===== AVAILABLE DATA =====

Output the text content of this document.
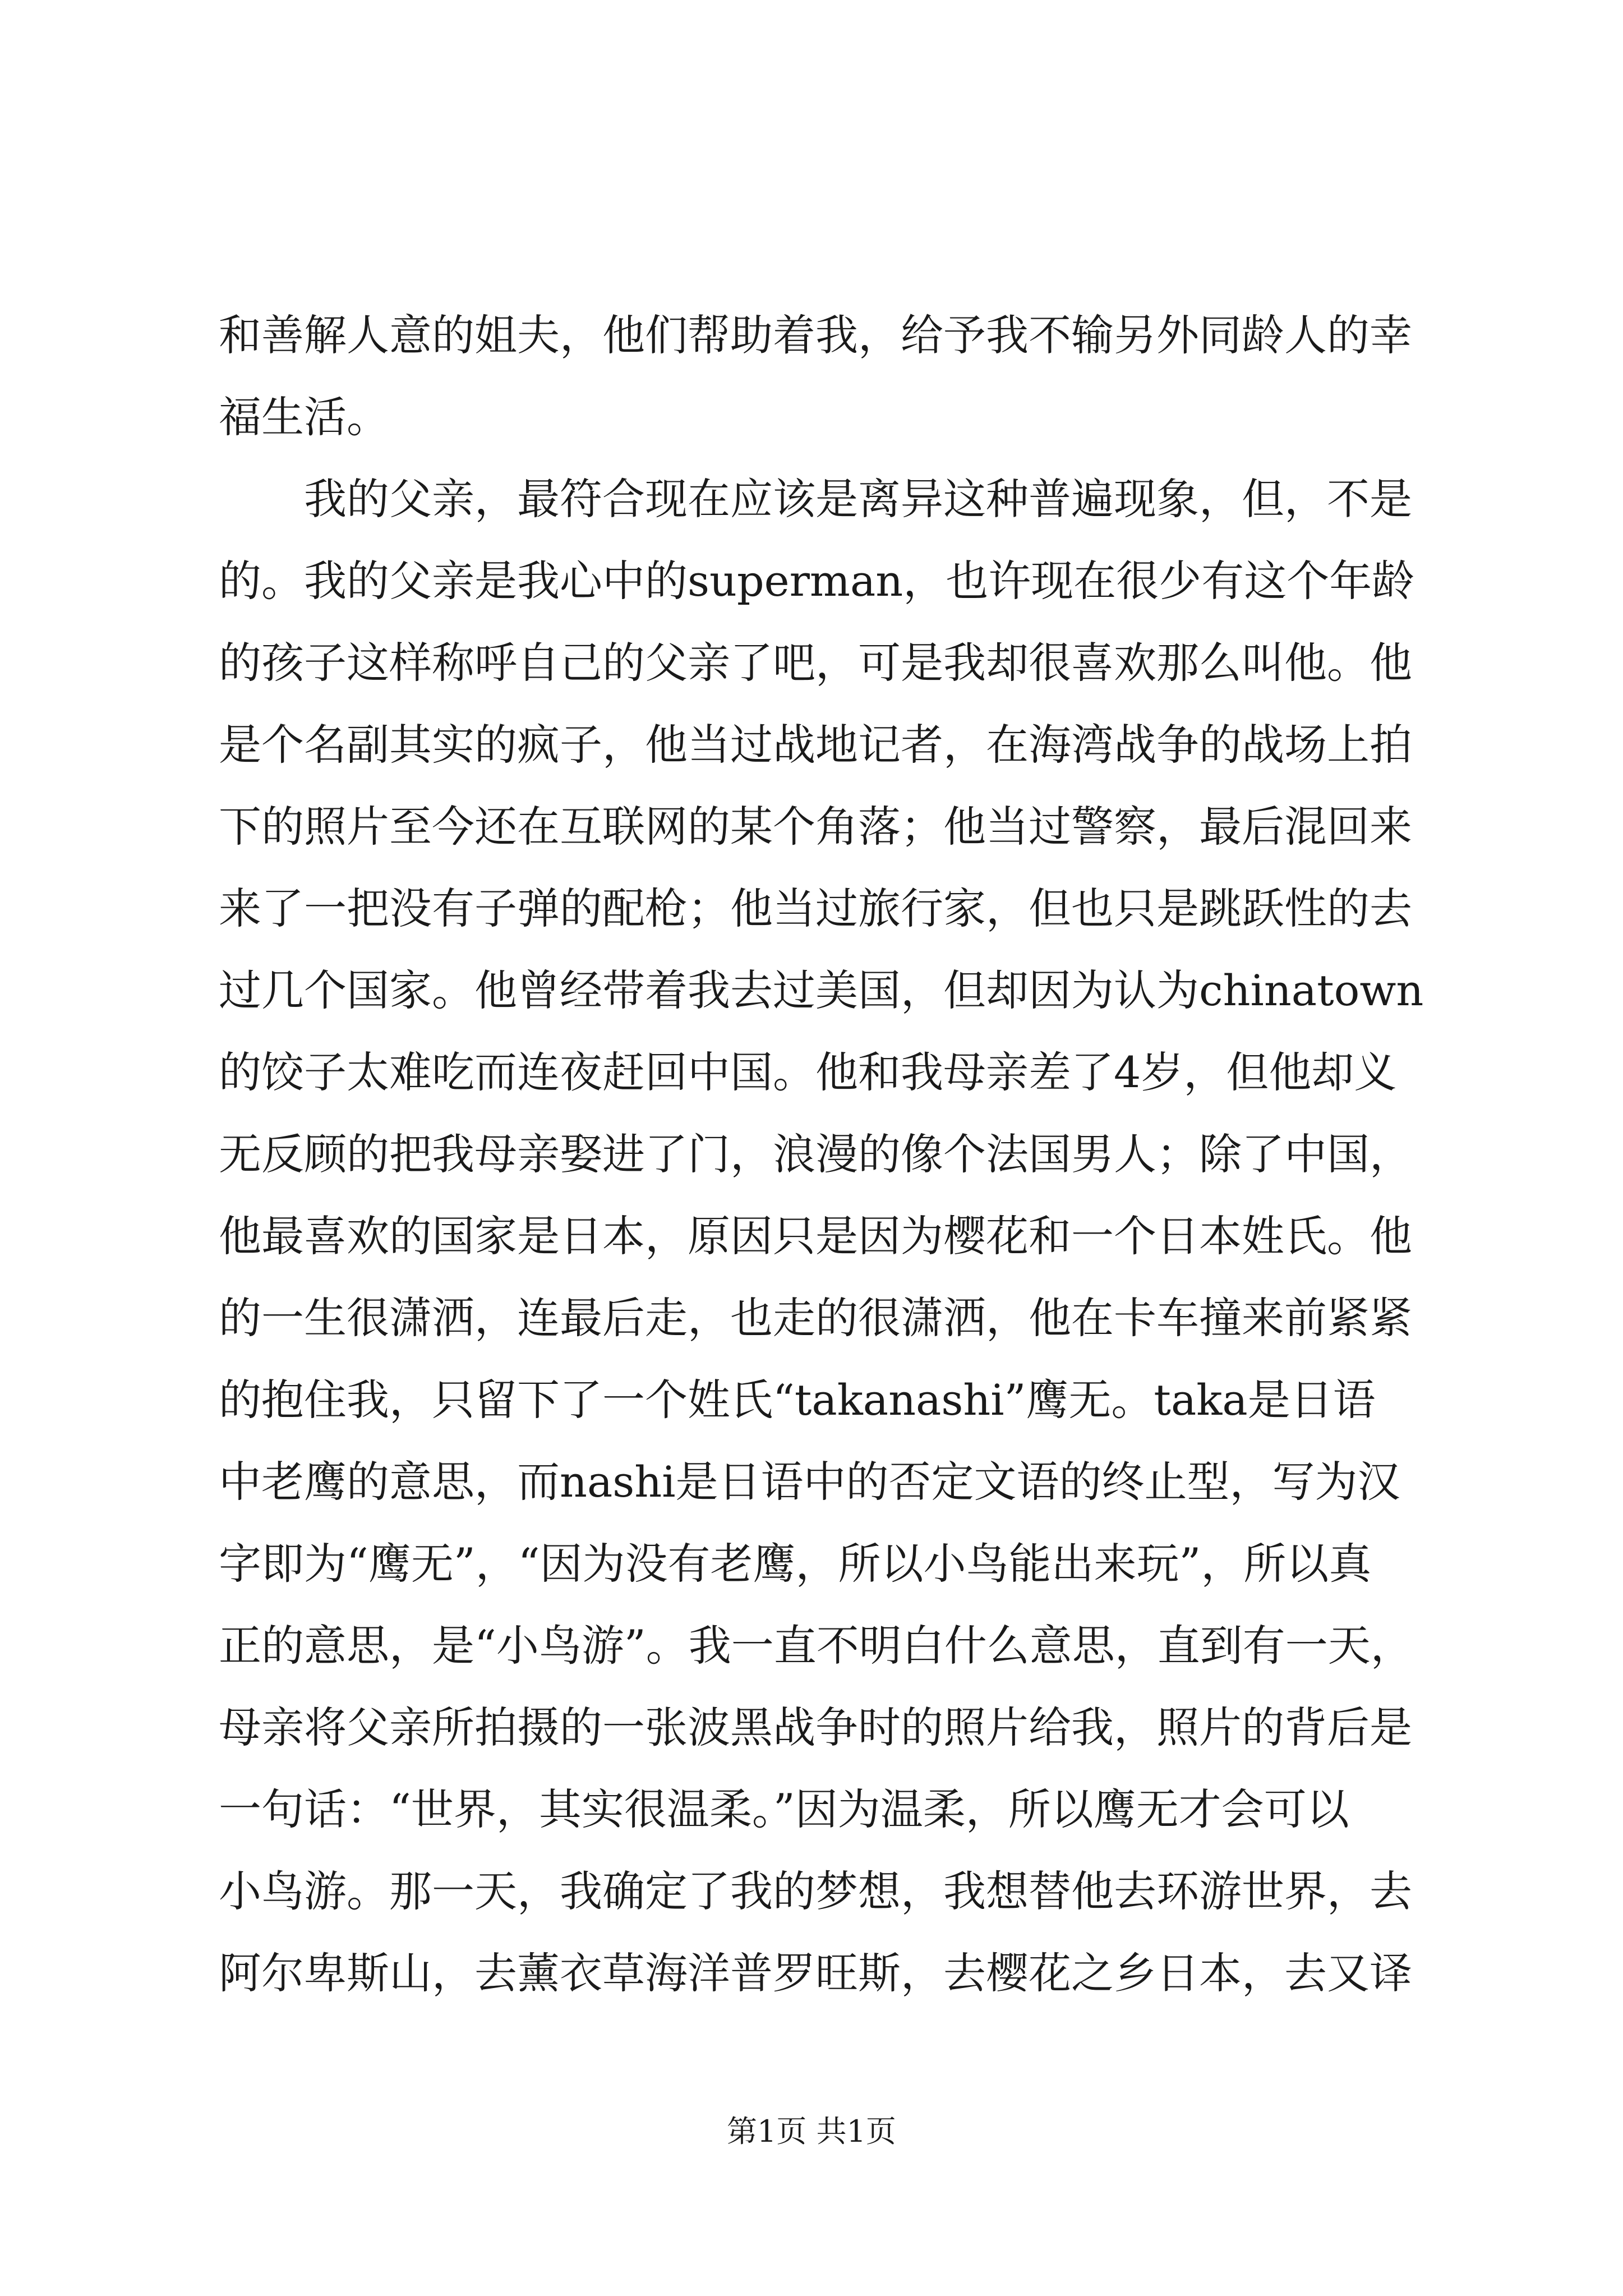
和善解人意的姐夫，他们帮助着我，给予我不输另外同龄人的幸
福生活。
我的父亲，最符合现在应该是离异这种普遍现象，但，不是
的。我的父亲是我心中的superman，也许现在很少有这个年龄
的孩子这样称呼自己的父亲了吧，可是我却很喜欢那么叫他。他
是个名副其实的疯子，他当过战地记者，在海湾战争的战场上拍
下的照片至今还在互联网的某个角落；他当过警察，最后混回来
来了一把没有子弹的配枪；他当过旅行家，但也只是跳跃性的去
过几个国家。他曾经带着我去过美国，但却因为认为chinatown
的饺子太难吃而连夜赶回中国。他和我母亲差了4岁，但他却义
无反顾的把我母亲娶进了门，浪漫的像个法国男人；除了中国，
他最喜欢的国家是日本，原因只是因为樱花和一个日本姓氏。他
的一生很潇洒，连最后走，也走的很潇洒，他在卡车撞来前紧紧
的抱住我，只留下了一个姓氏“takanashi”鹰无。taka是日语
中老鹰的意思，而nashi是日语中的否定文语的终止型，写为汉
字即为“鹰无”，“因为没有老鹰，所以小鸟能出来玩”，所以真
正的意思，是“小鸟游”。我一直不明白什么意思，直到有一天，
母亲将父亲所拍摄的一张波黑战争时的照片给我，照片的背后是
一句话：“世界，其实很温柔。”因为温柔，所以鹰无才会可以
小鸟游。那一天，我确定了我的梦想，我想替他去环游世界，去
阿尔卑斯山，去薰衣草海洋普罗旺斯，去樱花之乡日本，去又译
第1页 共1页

=====
===== AVAILABLE DATA =====

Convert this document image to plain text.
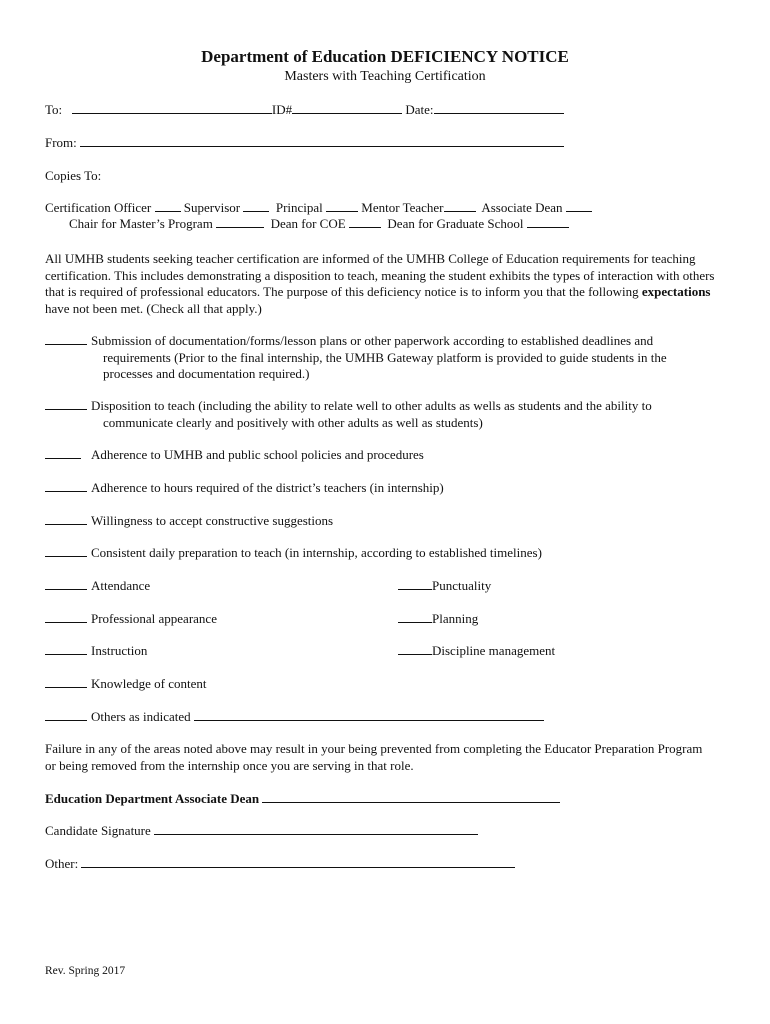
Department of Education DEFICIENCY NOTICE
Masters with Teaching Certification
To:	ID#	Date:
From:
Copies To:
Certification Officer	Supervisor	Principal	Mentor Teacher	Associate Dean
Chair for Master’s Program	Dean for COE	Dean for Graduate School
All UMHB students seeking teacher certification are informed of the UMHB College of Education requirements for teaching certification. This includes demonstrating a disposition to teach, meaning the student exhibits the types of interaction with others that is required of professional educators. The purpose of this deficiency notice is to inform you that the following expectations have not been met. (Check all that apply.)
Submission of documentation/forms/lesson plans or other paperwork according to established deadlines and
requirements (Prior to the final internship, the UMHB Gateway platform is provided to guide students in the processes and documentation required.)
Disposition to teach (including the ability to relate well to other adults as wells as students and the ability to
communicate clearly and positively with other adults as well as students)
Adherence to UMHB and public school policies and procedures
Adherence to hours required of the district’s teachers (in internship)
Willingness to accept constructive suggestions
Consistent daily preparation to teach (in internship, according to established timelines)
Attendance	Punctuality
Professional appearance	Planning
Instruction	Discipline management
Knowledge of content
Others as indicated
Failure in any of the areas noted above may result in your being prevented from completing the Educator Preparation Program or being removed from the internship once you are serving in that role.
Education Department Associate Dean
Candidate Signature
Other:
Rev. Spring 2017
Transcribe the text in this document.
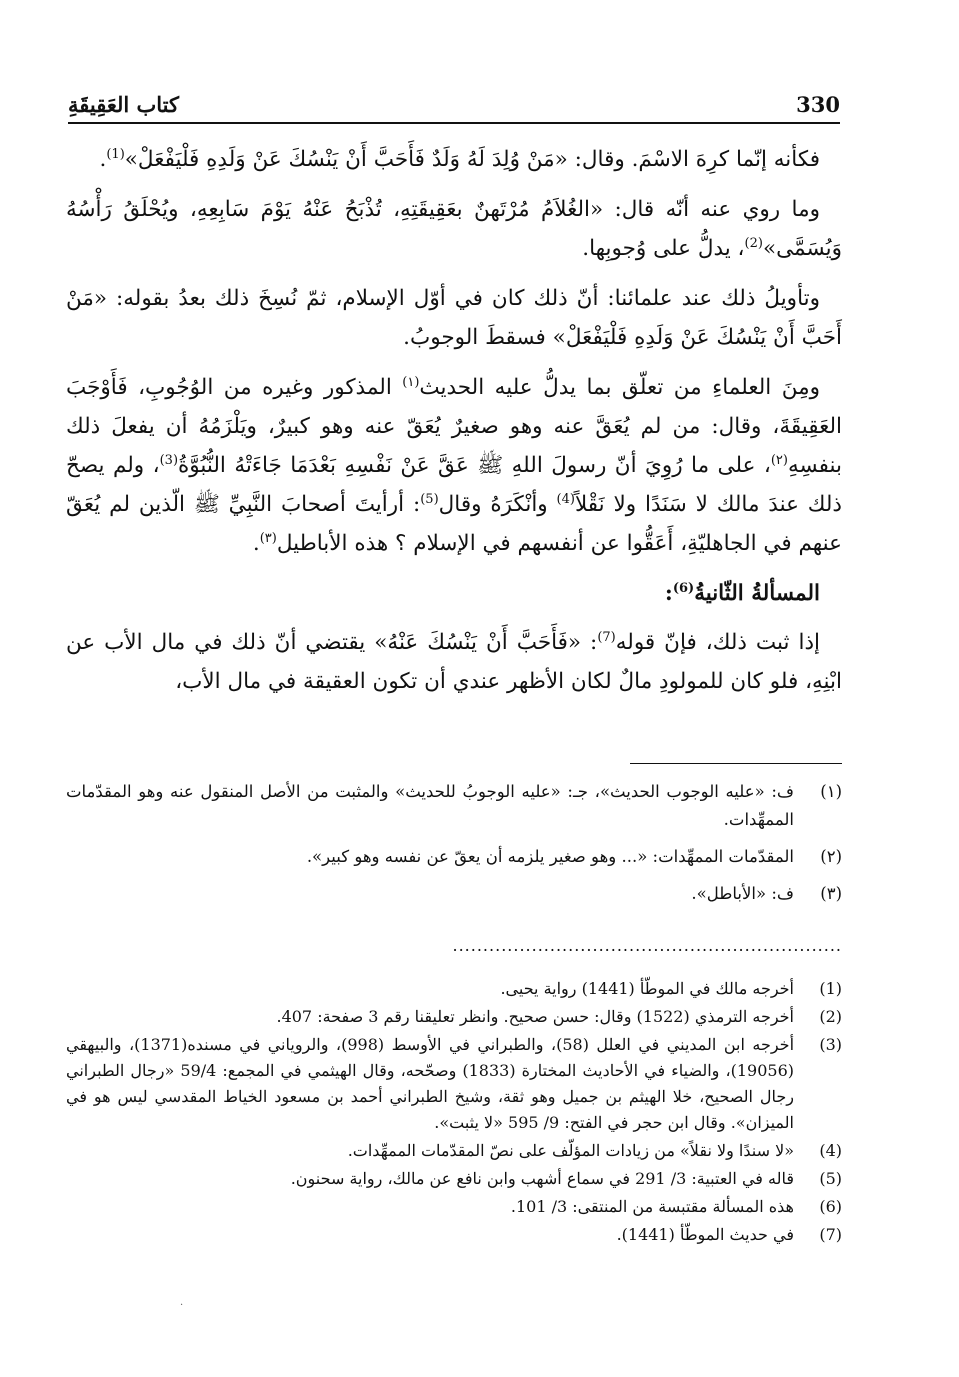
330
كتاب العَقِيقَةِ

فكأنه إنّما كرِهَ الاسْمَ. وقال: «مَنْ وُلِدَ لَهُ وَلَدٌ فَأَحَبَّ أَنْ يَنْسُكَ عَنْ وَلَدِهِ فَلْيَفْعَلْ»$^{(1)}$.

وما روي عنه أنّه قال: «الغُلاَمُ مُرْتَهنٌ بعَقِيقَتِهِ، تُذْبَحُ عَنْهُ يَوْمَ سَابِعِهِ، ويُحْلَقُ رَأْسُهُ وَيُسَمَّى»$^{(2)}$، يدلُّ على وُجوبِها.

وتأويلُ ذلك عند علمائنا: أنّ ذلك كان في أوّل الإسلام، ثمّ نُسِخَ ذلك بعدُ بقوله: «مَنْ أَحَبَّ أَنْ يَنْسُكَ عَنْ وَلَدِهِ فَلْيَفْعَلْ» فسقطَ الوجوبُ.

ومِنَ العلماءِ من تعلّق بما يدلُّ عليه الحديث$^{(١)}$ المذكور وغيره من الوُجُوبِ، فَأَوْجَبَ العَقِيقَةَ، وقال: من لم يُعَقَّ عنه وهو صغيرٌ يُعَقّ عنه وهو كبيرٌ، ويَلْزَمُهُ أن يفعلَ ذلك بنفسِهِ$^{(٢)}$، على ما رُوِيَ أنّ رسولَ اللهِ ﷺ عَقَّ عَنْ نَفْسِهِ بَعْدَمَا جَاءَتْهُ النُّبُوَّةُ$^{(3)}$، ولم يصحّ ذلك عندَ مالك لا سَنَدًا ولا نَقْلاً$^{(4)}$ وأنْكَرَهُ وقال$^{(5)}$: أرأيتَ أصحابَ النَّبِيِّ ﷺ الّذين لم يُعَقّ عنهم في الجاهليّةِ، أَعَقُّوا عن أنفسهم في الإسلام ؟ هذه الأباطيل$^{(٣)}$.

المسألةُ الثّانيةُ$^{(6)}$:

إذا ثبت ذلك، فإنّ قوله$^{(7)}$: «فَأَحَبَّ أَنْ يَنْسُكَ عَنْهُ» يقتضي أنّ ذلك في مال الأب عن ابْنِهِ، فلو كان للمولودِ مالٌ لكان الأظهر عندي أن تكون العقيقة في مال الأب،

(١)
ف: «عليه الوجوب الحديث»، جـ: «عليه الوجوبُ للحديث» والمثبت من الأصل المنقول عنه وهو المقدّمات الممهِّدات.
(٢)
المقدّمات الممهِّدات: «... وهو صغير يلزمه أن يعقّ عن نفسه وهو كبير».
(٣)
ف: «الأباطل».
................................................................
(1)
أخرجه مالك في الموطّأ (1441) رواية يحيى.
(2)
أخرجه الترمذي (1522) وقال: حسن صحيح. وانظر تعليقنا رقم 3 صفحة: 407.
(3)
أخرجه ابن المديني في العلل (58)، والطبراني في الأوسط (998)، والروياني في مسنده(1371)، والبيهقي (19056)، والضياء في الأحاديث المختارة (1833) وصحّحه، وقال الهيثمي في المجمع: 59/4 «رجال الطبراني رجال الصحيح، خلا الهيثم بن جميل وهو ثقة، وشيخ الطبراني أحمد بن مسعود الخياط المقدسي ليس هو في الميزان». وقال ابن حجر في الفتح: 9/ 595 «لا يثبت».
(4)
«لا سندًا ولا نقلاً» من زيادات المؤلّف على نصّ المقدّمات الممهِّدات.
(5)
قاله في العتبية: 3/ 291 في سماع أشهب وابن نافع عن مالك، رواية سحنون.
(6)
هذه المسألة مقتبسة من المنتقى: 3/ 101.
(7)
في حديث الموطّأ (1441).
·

=====

» **WHAT YOU ARE ASKED TO DO**
From the entries above, collect every line with the string "students" in it.

» **SOLUTION TO THE EXERCISE**
All UMHB students seeking teacher certification are informed of the UMHB College of Education requirements for teaching certification. This includes demonstrating a disposition to teach, meaning the student exhibits the types of interaction with others that is required of professional educators. The purpose of this deficiency notice is to inform you that the following expectations have not been met. (Check all that apply.)
requirements (Prior to the final internship, the UMHB Gateway platform is provided to guide students in the processes and documentation required.)
Disposition to teach (including the ability to relate well to other adults as wells as students and the ability to
communicate clearly and positively with other adults as well as students)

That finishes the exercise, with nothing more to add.